**What you are asked to do:** In the following material, identify every line holding the string "distance" and return it.

Stored data entries
---*---

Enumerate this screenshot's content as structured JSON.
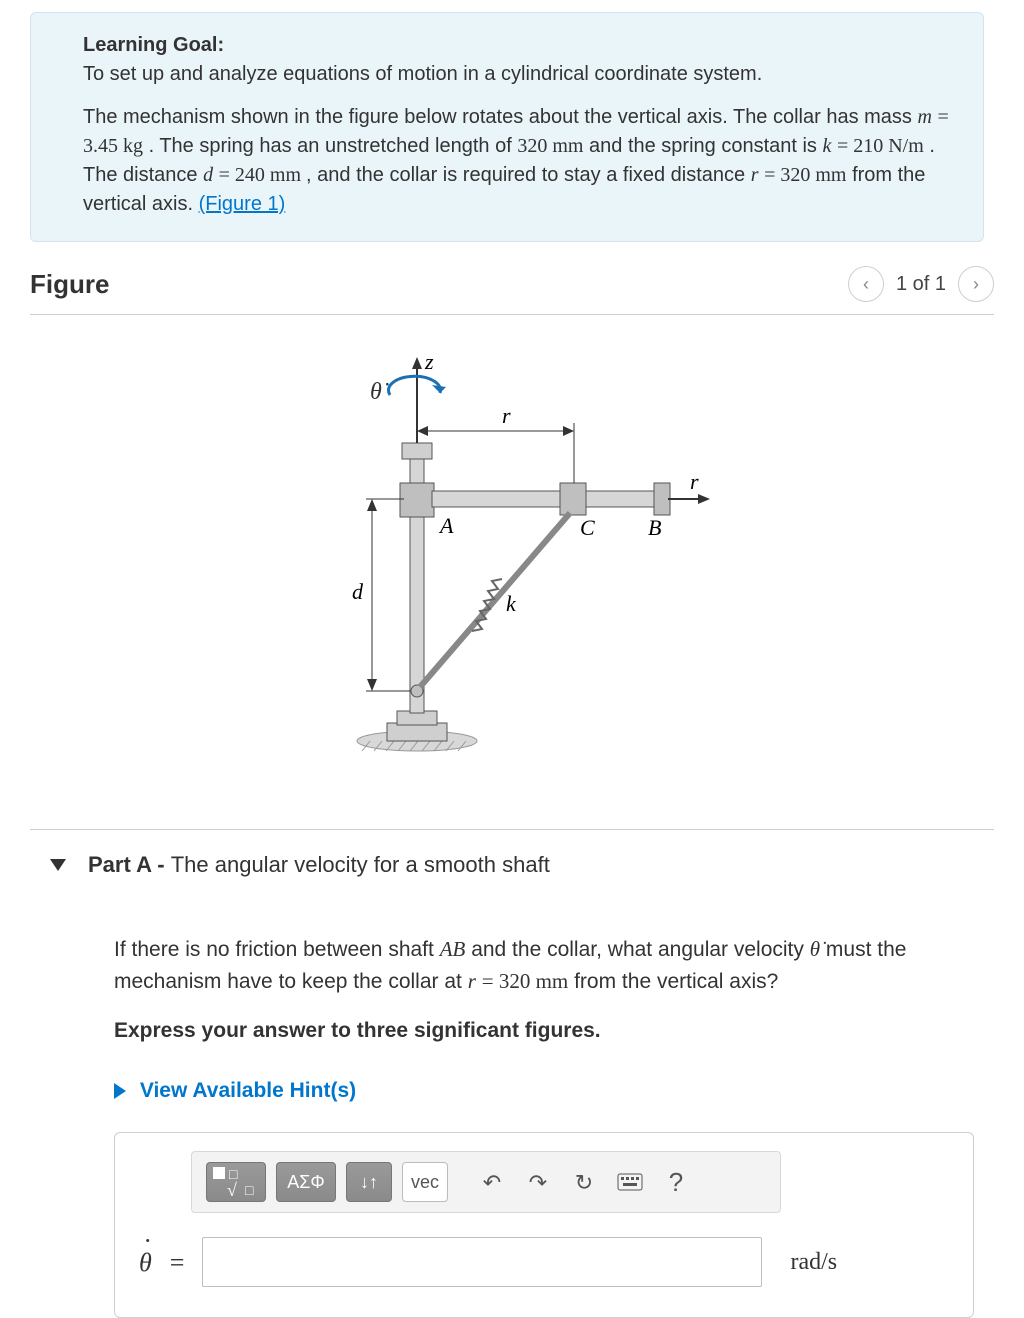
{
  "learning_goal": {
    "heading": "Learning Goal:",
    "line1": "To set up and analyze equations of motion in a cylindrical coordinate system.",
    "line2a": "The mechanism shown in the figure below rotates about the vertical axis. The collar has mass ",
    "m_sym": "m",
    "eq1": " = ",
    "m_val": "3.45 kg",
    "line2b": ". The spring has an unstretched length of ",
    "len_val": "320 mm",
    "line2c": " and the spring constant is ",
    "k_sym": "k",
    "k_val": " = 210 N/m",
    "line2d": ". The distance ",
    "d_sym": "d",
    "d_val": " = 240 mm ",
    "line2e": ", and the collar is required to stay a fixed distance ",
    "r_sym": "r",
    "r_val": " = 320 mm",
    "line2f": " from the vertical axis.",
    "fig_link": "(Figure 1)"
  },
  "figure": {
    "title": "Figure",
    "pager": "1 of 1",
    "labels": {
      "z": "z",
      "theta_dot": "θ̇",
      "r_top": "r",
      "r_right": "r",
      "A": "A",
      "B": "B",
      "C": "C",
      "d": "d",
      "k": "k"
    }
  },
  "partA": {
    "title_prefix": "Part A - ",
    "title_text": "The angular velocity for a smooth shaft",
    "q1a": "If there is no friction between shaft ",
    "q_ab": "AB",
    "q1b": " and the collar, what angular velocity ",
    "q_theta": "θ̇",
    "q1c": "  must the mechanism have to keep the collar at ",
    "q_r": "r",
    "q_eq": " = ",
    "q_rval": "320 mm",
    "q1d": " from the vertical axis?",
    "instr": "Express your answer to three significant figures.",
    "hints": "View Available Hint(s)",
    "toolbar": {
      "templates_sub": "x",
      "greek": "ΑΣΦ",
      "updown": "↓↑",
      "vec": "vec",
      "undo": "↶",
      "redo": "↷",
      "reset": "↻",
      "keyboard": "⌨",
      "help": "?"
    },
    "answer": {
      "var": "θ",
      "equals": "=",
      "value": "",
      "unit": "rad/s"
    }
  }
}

---*---

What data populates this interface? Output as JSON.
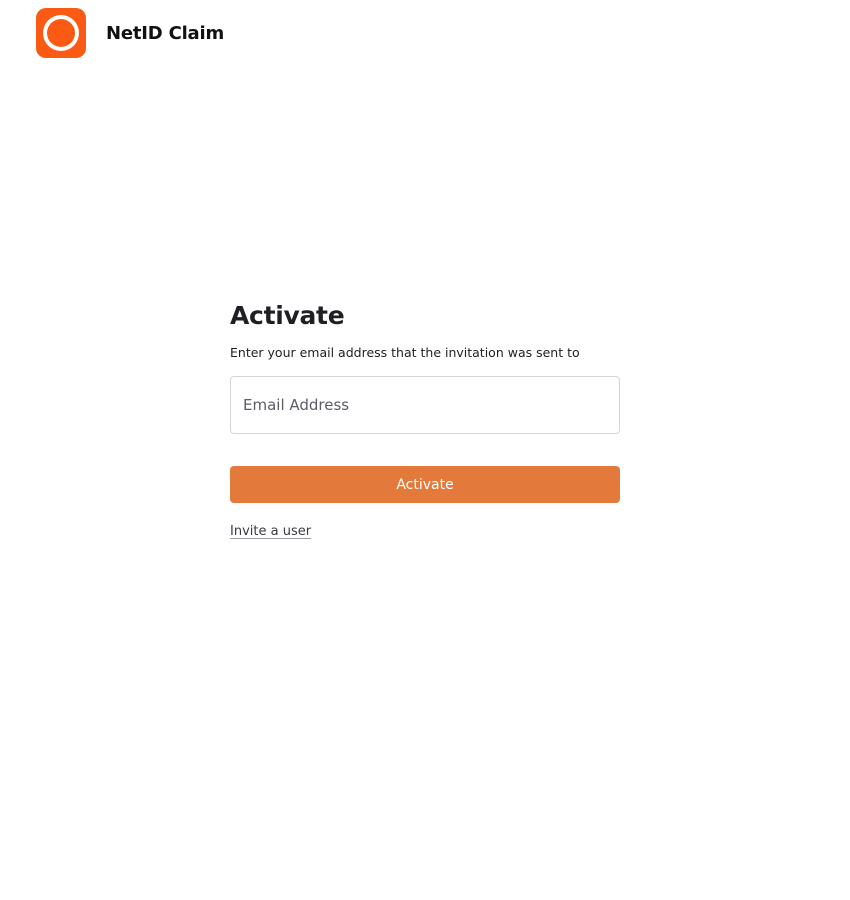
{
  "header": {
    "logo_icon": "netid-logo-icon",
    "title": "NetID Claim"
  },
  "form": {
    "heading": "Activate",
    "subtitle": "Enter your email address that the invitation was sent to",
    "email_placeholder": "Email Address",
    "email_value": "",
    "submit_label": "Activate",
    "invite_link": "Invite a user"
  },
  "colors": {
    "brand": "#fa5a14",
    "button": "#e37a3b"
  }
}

---*---

**Reply:**
    "line2d": ". The distance ",
    "line2e": ", and the collar is required to stay a fixed distance ",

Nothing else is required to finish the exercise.